FIG. 17 is a cross-sectional view of the inertial sensor taken along a line XVII-XVII in FIG. 16;

FIG. 18 is a top view of an inertial sensor according to a fourth embodiment;

FIG. 19 is a cross-sectional view of the inertial sensor taken along a line XIX-XIX in FIG. 18;

FIG. 20 is a cross-sectional view of a modified example of the inertial sensor according to the fourth embodiment;

FIG. 21 is a cross-sectional view of an inertial sensor according to a fifth embodiment;

FIG. 22 is a perspective view of the vicinity of a support portion and a mounting portion of the inertial sensor according to the fifth embodiment; and

FIG. 23 is a perspective view showing a modified example of a shim in the inertial sensor according to the third embodiment.

DETAILED DESCRIPTION

To begin with, a relevant technology will be described only for understanding the embodiments of the present disclosure.

As a relevant technology of an inertial sensor having a tiny vibrator with a Q factor of 10⁶or more and mounted on a mounting substrate, there is known an inertial sensor having a vibrator that includes a substantially hemispherical curved portion and a bottomed, cylindrical mounting portion that extends from the apex of the substantially hemispherical curved portion toward the center of the approximately hemispherical shape. The mounting portion of the vibrator is bonded to a mounting substrate, so that the curved portion is hollow and vibrates in a wine glass mode.

The inventors of the present application have studied on such an inertial sensor and newly discovered that, in the inertial sensor having a structure in which the entire bottom surface of the bottomed cylindrical mounting portion of the vibrator is bonded to the mounting substrate, when the vibrator is vibrated in a resonant mode, the vibration energy is partially dissipated from the bonded portion to the mounting substrate. Such dissipation of the vibration energy results in the decrease in the Q factor.

The present disclosure provides an inertial sensor and a manufacturing method thereof, which are capable of suppressing dissipation of vibration energy from a connection portion between a vibrator and a mounting structure, and suppressing the decrease in the Q factor of the vibrator.

» **Provided records**
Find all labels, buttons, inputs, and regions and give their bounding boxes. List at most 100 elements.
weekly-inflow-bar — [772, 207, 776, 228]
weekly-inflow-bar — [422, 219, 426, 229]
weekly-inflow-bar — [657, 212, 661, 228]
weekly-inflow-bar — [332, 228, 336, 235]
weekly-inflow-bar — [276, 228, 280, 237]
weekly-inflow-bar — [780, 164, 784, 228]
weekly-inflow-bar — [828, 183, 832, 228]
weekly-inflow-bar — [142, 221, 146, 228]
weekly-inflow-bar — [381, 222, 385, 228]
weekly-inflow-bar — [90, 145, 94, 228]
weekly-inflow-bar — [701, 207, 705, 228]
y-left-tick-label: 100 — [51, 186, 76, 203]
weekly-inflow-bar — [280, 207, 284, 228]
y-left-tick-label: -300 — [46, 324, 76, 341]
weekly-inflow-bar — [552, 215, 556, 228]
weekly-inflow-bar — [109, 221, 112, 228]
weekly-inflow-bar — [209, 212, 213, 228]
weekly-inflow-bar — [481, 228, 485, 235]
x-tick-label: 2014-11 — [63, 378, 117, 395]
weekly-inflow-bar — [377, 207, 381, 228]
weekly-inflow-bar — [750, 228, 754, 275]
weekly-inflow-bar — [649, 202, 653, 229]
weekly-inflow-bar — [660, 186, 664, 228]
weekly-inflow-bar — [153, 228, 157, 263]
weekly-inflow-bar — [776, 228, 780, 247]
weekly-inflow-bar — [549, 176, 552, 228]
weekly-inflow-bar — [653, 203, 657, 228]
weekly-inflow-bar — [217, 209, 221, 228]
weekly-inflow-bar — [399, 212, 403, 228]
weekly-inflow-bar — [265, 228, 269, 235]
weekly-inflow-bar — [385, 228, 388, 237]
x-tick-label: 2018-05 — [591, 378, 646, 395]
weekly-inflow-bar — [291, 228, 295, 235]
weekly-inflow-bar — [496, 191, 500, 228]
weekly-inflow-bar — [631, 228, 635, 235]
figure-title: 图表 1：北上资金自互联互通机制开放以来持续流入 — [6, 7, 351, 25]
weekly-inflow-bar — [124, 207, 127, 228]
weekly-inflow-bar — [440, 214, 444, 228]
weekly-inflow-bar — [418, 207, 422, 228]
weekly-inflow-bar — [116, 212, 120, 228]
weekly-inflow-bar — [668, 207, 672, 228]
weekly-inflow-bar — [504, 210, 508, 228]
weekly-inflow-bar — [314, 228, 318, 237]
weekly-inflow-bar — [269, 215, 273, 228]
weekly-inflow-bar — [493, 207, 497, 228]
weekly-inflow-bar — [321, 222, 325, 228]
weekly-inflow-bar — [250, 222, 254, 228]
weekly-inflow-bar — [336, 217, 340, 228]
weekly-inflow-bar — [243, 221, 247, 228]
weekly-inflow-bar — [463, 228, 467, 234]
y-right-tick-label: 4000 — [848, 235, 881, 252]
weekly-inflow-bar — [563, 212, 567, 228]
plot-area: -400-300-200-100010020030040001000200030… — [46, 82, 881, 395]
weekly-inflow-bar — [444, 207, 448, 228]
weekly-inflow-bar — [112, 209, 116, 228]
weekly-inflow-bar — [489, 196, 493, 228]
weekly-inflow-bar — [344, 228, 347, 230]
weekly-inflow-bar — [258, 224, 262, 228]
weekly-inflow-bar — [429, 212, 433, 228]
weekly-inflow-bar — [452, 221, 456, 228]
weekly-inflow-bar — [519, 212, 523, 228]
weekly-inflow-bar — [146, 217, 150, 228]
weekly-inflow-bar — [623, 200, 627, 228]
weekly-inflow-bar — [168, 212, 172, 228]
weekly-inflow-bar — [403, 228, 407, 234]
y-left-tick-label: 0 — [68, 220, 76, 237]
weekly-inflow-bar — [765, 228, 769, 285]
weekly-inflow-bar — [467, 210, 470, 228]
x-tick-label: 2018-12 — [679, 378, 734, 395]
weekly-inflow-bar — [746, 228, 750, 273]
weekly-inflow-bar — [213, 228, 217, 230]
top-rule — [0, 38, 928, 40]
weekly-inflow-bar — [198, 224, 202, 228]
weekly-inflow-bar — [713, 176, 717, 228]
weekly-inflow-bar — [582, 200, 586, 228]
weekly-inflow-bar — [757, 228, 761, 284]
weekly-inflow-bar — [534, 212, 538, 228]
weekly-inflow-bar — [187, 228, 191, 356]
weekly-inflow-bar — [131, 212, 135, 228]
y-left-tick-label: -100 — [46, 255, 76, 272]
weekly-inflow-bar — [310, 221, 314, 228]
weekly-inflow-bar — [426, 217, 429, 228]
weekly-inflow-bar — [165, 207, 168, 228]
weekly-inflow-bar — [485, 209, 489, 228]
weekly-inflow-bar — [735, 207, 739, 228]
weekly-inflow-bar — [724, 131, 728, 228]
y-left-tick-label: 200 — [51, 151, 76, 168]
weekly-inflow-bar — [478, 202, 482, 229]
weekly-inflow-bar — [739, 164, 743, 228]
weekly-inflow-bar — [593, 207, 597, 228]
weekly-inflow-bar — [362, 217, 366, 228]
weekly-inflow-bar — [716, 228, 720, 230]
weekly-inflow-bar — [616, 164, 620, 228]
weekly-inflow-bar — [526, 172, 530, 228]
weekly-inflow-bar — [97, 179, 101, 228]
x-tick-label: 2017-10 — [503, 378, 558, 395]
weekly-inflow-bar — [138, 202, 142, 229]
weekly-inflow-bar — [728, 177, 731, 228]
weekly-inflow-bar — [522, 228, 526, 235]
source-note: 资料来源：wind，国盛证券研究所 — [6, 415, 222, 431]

» **Exercises**
1: Using the inertial sensor extract, explain why the Q factor decreases when the entire bottom surface of the vibrator's mounting portion is bonded to the mounting substrate. Answer in one to three sentences.
2: According to the inertial sensor extract, in what mode does the hollow curved portion of the vibrator vibrate?

» **Answers provided**
1: When the vibrator is vibrated in a resonant mode, part of the vibration energy is dissipated from the bonded portion to the mounting substrate. This dissipation of vibration energy causes the Q factor to decrease.

2: It vibrates in a wine glass mode.